» **Given exercise**:
Wherever the word "aunque" appears in the entries, copy the whole line.

-- Begin Supplied records --

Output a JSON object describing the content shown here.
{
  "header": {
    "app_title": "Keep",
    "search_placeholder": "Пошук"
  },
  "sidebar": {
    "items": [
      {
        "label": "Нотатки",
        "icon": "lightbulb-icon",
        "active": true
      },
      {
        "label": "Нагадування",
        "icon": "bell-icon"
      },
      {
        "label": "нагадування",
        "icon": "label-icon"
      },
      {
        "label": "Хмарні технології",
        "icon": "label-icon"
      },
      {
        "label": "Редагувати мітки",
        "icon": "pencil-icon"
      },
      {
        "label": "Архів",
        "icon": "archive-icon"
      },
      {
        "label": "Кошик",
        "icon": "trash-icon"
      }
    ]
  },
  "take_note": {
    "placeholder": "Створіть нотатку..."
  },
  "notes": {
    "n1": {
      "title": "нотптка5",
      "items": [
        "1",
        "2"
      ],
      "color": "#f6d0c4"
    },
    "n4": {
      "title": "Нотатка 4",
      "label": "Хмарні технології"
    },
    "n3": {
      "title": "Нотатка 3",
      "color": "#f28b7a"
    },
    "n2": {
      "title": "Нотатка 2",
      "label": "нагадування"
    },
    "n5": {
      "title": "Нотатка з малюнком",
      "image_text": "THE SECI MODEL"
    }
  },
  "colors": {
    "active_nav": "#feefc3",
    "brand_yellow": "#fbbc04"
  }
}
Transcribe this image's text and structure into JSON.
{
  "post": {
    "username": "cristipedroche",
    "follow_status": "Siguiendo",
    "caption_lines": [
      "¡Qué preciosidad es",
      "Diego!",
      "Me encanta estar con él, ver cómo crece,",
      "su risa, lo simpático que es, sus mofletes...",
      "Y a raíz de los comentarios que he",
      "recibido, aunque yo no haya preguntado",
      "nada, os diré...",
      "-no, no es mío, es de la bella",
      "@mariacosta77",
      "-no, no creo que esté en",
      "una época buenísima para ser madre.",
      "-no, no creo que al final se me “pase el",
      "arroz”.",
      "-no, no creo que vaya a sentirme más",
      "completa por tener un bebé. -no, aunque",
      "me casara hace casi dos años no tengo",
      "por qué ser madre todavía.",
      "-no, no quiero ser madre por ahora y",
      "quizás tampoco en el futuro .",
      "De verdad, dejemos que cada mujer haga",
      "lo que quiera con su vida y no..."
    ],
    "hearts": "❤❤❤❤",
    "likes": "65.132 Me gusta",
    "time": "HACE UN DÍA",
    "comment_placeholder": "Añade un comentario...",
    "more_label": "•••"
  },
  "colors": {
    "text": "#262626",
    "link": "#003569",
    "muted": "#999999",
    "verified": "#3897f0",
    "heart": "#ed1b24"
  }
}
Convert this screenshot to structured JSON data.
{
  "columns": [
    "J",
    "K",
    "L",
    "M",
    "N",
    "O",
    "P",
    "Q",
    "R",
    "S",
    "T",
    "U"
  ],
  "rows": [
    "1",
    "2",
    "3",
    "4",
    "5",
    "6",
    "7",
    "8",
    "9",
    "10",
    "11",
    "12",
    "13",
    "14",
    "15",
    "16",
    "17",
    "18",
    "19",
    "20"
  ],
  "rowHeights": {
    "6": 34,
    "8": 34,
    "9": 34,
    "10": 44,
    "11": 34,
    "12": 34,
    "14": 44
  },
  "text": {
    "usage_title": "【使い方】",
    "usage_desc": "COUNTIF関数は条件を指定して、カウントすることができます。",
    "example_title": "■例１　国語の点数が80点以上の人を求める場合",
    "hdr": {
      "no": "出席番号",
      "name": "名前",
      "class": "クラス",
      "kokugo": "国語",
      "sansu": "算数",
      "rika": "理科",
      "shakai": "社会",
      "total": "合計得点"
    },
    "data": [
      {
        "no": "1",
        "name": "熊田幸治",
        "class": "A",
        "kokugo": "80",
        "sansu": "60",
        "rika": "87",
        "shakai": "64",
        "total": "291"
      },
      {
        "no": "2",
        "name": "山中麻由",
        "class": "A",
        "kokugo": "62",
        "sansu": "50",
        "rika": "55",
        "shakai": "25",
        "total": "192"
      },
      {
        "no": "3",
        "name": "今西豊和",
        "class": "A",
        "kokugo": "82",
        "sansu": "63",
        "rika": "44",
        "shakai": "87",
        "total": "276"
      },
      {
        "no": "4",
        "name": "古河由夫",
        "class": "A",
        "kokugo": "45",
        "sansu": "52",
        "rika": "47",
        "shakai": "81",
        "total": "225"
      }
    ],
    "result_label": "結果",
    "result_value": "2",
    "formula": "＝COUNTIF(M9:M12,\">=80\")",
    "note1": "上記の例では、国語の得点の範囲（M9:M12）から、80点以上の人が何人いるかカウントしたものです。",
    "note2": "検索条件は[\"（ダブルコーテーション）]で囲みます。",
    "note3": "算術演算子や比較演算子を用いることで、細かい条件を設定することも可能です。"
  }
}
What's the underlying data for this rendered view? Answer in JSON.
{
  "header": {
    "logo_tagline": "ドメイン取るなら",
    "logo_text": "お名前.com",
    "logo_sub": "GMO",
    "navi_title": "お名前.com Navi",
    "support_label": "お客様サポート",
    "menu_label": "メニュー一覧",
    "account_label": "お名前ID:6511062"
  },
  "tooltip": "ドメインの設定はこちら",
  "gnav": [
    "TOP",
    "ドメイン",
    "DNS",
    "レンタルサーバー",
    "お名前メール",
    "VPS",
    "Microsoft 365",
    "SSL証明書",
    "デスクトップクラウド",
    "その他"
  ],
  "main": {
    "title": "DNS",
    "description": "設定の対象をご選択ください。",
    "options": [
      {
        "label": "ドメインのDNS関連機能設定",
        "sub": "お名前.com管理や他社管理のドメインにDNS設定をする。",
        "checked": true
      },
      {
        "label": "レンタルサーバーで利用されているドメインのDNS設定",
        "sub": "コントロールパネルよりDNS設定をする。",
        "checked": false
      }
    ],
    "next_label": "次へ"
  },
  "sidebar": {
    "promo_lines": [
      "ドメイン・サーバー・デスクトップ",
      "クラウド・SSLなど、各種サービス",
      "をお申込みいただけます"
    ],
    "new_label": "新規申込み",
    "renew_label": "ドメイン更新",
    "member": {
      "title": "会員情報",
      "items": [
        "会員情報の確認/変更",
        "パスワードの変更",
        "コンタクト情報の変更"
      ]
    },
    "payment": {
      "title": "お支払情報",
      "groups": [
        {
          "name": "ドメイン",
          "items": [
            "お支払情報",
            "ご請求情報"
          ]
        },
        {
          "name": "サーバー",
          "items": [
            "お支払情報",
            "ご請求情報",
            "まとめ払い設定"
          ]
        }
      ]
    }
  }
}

-- End Supplied records --

» **Response**:
      "recibido, aunque yo no haya preguntado",
      "completa por tener un bebé. -no, aunque",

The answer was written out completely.